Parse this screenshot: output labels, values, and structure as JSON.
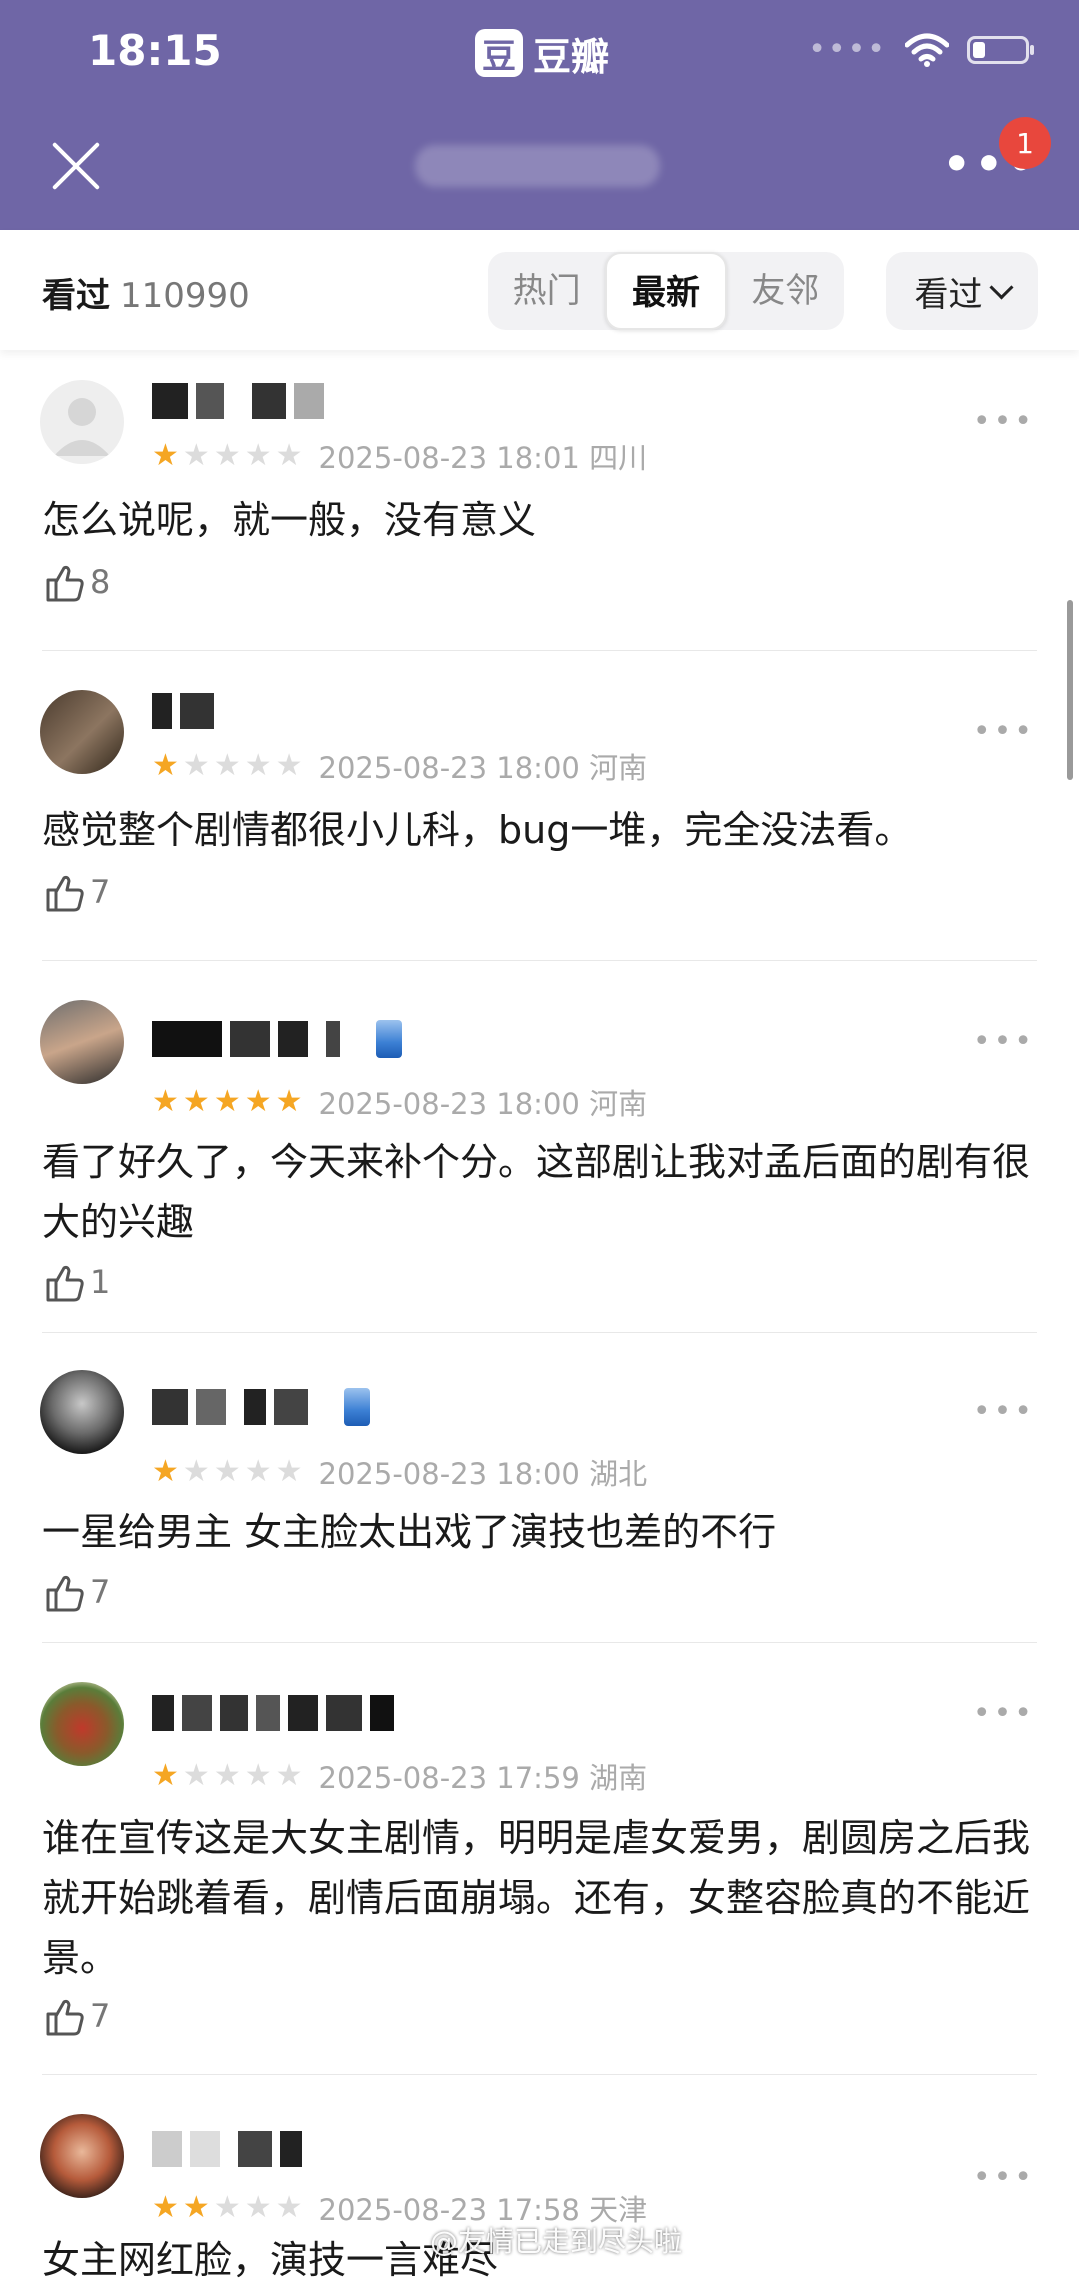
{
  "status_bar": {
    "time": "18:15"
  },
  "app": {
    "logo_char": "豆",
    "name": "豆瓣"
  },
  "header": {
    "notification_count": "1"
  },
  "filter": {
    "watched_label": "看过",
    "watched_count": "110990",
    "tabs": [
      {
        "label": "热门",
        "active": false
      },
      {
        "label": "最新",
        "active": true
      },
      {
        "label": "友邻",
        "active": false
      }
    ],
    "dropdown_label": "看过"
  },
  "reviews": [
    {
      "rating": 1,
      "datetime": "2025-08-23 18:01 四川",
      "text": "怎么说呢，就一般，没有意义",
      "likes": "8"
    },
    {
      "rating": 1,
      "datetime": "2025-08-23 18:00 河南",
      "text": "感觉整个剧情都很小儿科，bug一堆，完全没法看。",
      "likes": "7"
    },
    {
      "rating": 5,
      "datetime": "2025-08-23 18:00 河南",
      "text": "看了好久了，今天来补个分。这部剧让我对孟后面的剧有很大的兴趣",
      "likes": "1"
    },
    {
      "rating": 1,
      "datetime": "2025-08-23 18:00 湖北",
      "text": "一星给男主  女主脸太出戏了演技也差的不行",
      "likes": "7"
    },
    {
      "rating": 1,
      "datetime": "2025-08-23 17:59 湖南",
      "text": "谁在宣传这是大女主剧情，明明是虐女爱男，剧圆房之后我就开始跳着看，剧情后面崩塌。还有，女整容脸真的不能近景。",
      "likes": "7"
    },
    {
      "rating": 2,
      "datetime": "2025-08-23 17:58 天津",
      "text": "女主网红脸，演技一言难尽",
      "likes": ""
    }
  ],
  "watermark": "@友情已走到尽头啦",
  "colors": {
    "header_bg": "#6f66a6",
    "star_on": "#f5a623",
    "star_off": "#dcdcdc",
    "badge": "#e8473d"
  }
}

Aim of the task: Set down all the entries exactly as they appear, but skip any pictures.

Output of the task:
Parse this screenshot: output labels, values, and structure as JSON.
{
  "status_bar": {
    "time": "18:15"
  },
  "app": {
    "logo_char": "豆",
    "name": "豆瓣"
  },
  "header": {
    "notification_count": "1"
  },
  "filter": {
    "watched_label": "看过",
    "watched_count": "110990",
    "tabs": [
      {
        "label": "热门",
        "active": false
      },
      {
        "label": "最新",
        "active": true
      },
      {
        "label": "友邻",
        "active": false
      }
    ],
    "dropdown_label": "看过"
  },
  "reviews": [
    {
      "rating": 1,
      "datetime": "2025-08-23 18:01 四川",
      "text": "怎么说呢，就一般，没有意义",
      "likes": "8"
    },
    {
      "rating": 1,
      "datetime": "2025-08-23 18:00 河南",
      "text": "感觉整个剧情都很小儿科，bug一堆，完全没法看。",
      "likes": "7"
    },
    {
      "rating": 5,
      "datetime": "2025-08-23 18:00 河南",
      "text": "看了好久了，今天来补个分。这部剧让我对孟后面的剧有很大的兴趣",
      "likes": "1"
    },
    {
      "rating": 1,
      "datetime": "2025-08-23 18:00 湖北",
      "text": "一星给男主  女主脸太出戏了演技也差的不行",
      "likes": "7"
    },
    {
      "rating": 1,
      "datetime": "2025-08-23 17:59 湖南",
      "text": "谁在宣传这是大女主剧情，明明是虐女爱男，剧圆房之后我就开始跳着看，剧情后面崩塌。还有，女整容脸真的不能近景。",
      "likes": "7"
    },
    {
      "rating": 2,
      "datetime": "2025-08-23 17:58 天津",
      "text": "女主网红脸，演技一言难尽",
      "likes": ""
    }
  ],
  "watermark": "@友情已走到尽头啦",
  "colors": {
    "header_bg": "#6f66a6",
    "star_on": "#f5a623",
    "star_off": "#dcdcdc",
    "badge": "#e8473d"
  }
}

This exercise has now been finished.